Stored records
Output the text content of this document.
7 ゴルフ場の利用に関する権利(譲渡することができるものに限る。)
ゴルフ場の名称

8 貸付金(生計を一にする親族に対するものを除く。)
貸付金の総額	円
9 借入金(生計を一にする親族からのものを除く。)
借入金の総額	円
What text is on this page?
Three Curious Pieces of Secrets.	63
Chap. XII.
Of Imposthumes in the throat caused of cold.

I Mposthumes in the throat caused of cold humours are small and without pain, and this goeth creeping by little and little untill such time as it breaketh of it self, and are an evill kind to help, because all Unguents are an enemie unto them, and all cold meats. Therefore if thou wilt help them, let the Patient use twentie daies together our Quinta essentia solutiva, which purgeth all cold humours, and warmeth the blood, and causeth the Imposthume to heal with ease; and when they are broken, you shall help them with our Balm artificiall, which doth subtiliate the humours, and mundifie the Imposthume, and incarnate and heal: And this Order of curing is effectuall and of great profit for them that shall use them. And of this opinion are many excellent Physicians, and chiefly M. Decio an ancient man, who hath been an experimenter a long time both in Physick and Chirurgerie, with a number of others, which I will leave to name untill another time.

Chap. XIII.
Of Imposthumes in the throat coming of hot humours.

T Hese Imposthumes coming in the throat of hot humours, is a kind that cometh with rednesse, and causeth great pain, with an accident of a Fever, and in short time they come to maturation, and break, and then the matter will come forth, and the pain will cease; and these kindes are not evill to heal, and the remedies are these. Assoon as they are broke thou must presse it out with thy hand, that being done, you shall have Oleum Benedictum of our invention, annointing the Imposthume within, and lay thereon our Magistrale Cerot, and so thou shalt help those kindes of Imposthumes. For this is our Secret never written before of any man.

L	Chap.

## What is asked
State how many lines include the string "kind", and nothing more.

## Exercise result
2